Selected text =

↓↓↓

On the field, functional strength is a concern, especially for a player his size.  DGB continually lacks separation in breaks and often struggles with physical coverage on the outside. When he does choose to play up to his size, he’s really unguardable in one on one situations like this, we just don’t see it consistently enough.

He was really limited in how he was used as well, in that he was mostly given the ball at the line of scrimmage or used as a strict vertically option. Vertically is where he shines, whether it’s with his stellar straight line speed that he displayed at the combine or near the paint. His best football trait is his amazing body control which can sometimes mask mistakes he makes in timing jumps and ball tracking.



Those types of plays are nearly indefensible and with the passing game shifting to a speed and spacing game in which teams are generating isolation situations, that ability in his frame is a weapon even if he never develops any nuance at the position. As mentioned, he was often given the ball near the line of scrimmage and as his agility shows, he can win in the small receiver game as well, although these types of movements seem to come more often when he actually has the ball in his hands rather than using agility to create separation in routes.

His ceiling is rare and he’s already displayed capability to be a touchdown producer. In the end, Green-Beckham is a unique talent and specimen, but one that still requires a step of faith in terms of development and with the extracurricular baggage that he carries into the league. What will truly tell the tale for fantasy owners is when and where he his selected this spring. If a team shows they are willing to invest high-end draft capital in him as a first or early to mid-second rounder, then all systems are a go in using a top 6 rookie pick on him in your drafts. If he slips into the third round or later by whatever circumstances, than that pushes him slightly lower into the first round as an investment since opportunity may not be immediately available for him.

↑↑↑

What needs to be done =
Please answer these questions about the scouting text on Green-Beckham above:
1. What does the text say he continually lacks in breaks?
2. What does it call his best football trait?
3. What pick does it support using on him if a team invests a first or early-to-mid second rounder in him?

Given information =
↓↓↓

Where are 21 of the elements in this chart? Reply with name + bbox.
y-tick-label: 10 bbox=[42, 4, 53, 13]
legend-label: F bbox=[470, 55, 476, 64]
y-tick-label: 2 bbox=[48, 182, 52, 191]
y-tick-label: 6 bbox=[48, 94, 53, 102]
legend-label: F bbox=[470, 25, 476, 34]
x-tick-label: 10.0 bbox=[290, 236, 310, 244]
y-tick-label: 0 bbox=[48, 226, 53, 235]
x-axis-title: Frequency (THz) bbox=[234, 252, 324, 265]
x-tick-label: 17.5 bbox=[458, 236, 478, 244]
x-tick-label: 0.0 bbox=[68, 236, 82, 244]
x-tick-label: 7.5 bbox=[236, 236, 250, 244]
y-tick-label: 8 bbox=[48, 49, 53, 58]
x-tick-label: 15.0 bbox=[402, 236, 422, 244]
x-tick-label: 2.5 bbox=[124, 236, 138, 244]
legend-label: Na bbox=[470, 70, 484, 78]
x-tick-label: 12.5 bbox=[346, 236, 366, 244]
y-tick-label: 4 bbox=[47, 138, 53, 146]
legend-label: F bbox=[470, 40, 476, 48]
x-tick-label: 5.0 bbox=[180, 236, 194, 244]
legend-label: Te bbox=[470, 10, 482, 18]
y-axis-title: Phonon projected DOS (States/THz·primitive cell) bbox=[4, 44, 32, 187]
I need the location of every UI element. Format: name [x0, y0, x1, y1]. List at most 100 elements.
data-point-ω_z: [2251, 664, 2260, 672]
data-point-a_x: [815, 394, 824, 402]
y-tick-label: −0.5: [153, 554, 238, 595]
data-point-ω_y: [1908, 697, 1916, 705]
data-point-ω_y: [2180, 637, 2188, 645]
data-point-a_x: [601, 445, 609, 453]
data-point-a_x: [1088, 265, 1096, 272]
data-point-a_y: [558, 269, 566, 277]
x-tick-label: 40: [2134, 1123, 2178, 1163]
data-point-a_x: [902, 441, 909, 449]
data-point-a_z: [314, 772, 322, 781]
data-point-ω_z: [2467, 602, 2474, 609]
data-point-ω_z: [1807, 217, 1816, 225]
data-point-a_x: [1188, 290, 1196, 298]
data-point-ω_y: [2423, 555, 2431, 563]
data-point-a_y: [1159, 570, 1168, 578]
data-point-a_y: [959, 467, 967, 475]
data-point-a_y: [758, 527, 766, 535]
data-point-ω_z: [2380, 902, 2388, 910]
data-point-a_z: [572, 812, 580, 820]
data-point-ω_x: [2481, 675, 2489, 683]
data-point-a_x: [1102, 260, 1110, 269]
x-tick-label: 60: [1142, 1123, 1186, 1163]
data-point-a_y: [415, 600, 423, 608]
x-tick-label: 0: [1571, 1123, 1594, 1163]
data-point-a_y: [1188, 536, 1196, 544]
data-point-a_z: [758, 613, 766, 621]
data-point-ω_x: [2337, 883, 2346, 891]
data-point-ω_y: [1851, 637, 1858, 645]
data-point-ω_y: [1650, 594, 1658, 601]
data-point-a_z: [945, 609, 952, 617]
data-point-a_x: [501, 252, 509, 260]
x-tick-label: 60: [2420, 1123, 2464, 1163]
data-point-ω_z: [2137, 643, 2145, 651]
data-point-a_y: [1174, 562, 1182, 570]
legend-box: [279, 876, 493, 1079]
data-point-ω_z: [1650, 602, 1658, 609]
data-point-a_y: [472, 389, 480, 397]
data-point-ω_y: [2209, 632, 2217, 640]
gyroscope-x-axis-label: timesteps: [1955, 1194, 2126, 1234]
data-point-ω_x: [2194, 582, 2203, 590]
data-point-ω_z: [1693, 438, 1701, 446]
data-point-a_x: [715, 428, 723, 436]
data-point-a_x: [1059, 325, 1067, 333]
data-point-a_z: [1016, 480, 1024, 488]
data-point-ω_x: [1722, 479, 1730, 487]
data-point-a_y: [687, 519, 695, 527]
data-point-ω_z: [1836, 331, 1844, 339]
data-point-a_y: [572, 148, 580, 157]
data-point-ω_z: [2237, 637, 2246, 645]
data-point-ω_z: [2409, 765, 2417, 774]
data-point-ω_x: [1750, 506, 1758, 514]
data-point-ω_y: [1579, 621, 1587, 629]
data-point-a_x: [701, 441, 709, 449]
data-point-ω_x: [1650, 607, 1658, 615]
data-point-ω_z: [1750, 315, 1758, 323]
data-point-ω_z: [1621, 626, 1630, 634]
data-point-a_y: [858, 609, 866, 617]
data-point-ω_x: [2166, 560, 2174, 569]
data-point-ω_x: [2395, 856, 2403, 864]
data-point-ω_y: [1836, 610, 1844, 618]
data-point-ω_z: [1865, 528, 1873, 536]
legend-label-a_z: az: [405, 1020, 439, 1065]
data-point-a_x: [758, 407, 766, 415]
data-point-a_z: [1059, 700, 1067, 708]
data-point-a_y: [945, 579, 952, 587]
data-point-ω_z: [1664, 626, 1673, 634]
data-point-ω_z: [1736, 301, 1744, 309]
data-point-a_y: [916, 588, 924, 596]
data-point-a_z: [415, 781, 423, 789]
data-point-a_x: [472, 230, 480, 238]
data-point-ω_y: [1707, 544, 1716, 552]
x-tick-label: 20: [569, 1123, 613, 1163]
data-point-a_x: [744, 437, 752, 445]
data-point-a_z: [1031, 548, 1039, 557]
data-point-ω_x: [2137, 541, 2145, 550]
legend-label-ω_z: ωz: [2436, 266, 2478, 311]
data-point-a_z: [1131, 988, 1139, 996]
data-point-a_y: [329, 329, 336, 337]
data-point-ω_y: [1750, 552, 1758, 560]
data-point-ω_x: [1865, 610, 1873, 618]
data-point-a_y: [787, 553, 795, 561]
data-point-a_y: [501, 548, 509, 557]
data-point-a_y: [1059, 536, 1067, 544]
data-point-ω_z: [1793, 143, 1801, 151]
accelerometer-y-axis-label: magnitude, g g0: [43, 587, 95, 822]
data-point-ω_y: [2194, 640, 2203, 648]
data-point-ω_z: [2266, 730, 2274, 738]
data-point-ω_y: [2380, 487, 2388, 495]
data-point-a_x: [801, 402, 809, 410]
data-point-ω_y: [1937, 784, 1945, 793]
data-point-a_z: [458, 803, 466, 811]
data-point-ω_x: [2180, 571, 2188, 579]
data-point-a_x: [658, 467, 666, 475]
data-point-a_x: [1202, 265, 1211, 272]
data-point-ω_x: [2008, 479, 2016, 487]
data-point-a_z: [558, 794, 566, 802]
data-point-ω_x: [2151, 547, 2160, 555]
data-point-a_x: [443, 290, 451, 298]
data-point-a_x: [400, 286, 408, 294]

↑↑↑

Solution for this exercise =
1. Separation.
2. His amazing body control.
3. A top 6 rookie pick.